▸ **WHAT IS NEEDED**:
Say the number of lines containing the string "Voltage", and say nothing else.
- - - - - - -
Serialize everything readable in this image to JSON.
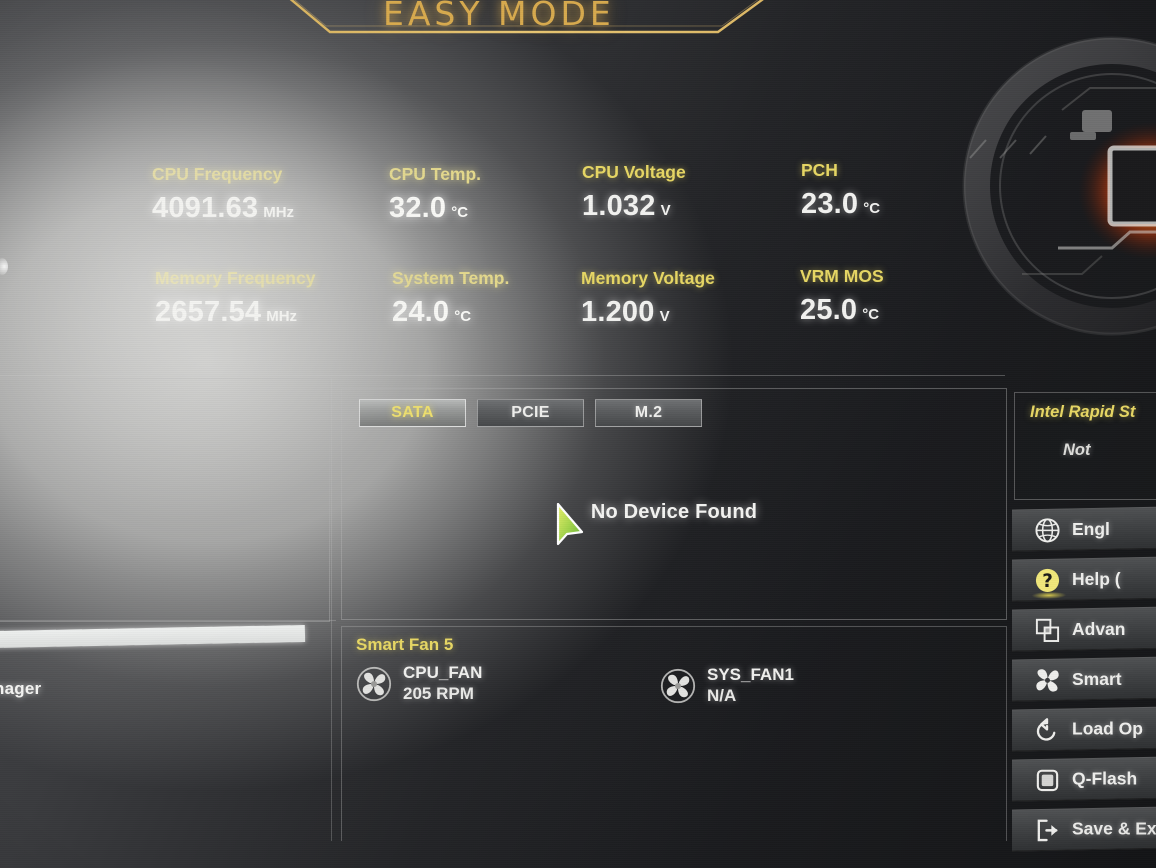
{
  "header": {
    "title": "EASY MODE"
  },
  "monitor": [
    {
      "label": "CPU Frequency",
      "value": "4091.63",
      "unit": "MHz",
      "washed": true
    },
    {
      "label": "CPU Temp.",
      "value": "32.0",
      "unit": "°C",
      "washed": true
    },
    {
      "label": "CPU Voltage",
      "value": "1.032",
      "unit": "V",
      "washed": false
    },
    {
      "label": "PCH",
      "value": "23.0",
      "unit": "°C",
      "washed": false
    },
    {
      "label": "Memory Frequency",
      "value": "2657.54",
      "unit": "MHz",
      "washed": true
    },
    {
      "label": "System Temp.",
      "value": "24.0",
      "unit": "°C",
      "washed": true
    },
    {
      "label": "Memory Voltage",
      "value": "1.200",
      "unit": "V",
      "washed": false
    },
    {
      "label": "VRM MOS",
      "value": "25.0",
      "unit": "°C",
      "washed": false
    }
  ],
  "storage": {
    "tabs": [
      {
        "label": "SATA",
        "active": true
      },
      {
        "label": "PCIE",
        "active": false
      },
      {
        "label": "M.2",
        "active": false
      }
    ],
    "empty_message": "No Device Found"
  },
  "smart_fan": {
    "title": "Smart Fan 5",
    "fans": [
      {
        "name": "CPU_FAN",
        "reading": "205 RPM",
        "icon": "fan-icon"
      },
      {
        "name": "SYS_FAN1",
        "reading": "N/A",
        "icon": "fan-icon"
      }
    ]
  },
  "intel_rapid_start": {
    "title": "Intel Rapid St",
    "status": "Not"
  },
  "menu": [
    {
      "label": "Engl",
      "icon": "globe-icon",
      "glow": false
    },
    {
      "label": "Help (",
      "icon": "question-mark-icon",
      "glow": true
    },
    {
      "label": "Advan",
      "icon": "advanced-mode-icon",
      "glow": false
    },
    {
      "label": "Smart ",
      "icon": "fan-icon",
      "glow": false
    },
    {
      "label": "Load Op",
      "icon": "undo-arrow-icon",
      "glow": false
    },
    {
      "label": "Q-Flash",
      "icon": "chip-icon",
      "glow": false
    },
    {
      "label": "Save & Ex",
      "icon": "exit-arrow-icon",
      "glow": false
    }
  ],
  "left_edge": {
    "cut_label": "nager"
  },
  "colors": {
    "accent_gold": "#d8aa4e",
    "label_yellow": "#e7d764",
    "value_white": "#f2f2f0",
    "panel_border": "#b4b4b4",
    "tab_active_text": "#efe06a"
  }
}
- - - - - - -
▸ **EXERCISE RESPONSE**:
2